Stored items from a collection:

[START]

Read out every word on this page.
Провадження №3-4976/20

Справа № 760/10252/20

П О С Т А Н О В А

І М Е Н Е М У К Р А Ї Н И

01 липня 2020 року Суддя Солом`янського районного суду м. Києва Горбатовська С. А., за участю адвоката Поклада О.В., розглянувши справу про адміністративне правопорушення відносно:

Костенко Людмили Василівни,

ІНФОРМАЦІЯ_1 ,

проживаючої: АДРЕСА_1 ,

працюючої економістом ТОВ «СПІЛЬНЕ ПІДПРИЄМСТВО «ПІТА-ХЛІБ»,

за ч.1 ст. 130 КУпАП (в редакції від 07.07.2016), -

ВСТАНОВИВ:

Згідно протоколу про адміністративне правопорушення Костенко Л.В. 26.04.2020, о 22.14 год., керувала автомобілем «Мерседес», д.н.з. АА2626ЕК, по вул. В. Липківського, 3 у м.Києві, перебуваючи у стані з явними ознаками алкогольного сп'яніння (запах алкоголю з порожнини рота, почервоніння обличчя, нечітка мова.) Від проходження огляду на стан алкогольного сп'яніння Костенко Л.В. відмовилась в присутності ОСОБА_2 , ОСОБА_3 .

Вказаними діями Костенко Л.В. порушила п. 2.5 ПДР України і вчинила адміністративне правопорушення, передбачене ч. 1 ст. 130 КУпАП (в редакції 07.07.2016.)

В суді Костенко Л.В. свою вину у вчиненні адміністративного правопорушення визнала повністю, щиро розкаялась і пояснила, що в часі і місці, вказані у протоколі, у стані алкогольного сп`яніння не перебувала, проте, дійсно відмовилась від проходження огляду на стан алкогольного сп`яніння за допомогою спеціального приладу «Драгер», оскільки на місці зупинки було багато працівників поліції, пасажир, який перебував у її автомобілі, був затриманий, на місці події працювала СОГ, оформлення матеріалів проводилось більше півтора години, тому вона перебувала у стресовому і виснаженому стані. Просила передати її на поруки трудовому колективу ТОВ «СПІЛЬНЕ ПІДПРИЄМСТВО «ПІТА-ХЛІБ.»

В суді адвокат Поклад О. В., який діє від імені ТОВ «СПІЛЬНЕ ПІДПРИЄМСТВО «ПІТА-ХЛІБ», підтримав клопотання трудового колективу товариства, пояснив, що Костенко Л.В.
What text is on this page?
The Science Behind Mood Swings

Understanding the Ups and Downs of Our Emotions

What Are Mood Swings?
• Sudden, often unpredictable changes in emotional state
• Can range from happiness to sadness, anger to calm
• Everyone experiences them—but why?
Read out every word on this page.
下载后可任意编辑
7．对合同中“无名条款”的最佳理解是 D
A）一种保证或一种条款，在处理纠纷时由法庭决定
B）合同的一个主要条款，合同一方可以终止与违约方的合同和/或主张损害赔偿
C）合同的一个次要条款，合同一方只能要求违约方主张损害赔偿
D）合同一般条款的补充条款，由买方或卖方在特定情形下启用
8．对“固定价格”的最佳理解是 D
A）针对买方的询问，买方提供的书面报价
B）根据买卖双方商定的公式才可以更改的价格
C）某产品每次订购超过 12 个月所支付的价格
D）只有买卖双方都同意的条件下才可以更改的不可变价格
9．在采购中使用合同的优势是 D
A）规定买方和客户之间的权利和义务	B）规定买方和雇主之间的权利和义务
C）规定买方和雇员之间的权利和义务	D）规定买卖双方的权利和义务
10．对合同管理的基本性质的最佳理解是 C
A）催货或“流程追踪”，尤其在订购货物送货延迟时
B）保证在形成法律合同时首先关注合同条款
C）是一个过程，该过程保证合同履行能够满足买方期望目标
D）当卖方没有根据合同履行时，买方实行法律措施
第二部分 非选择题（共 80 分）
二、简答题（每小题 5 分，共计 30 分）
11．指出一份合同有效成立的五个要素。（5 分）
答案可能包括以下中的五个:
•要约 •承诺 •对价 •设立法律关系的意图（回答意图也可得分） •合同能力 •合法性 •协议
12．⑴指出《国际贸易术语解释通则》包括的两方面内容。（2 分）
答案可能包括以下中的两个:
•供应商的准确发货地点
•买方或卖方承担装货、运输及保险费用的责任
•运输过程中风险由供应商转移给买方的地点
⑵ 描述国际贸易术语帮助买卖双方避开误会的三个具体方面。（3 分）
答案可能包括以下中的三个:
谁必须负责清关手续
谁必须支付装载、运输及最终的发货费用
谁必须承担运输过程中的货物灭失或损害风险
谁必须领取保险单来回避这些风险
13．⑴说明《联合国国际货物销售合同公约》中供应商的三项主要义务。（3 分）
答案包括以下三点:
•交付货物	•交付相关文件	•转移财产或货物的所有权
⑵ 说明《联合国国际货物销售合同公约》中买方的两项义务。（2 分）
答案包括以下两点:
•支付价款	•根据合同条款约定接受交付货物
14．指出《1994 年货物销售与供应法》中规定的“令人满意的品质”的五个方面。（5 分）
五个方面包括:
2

[END]

STATED EXERCISE:
Copy whichever lines in the listing above contain the word "стані".

RESULT OF THIS TASK:
Згідно протоколу про адміністративне правопорушення Костенко Л.В. 26.04.2020, о 22.14 год., керувала автомобілем «Мерседес», д.н.з. АА2626ЕК, по вул. В. Липківського, 3 у м.Києві, перебуваючи у стані з явними ознаками алкогольного сп'яніння (запах алкоголю з порожнини рота, почервоніння обличчя, нечітка мова.) Від проходження огляду на стан алкогольного сп'яніння Костенко Л.В. відмовилась в присутності ОСОБА_2 , ОСОБА_3 .
В суді Костенко Л.В. свою вину у вчиненні адміністративного правопорушення визнала повністю, щиро розкаялась і пояснила, що в часі і місці, вказані у протоколі, у стані алкогольного сп`яніння не перебувала, проте, дійсно відмовилась від проходження огляду на стан алкогольного сп`яніння за допомогою спеціального приладу «Драгер», оскільки на місці зупинки було багато працівників поліції, пасажир, який перебував у її автомобілі, був затриманий, на місці події працювала СОГ, оформлення матеріалів проводилось більше півтора години, тому вона перебувала у стресовому і виснаженому стані. Просила передати її на поруки трудовому колективу ТОВ «СПІЛЬНЕ ПІДПРИЄМСТВО «ПІТА-ХЛІБ.»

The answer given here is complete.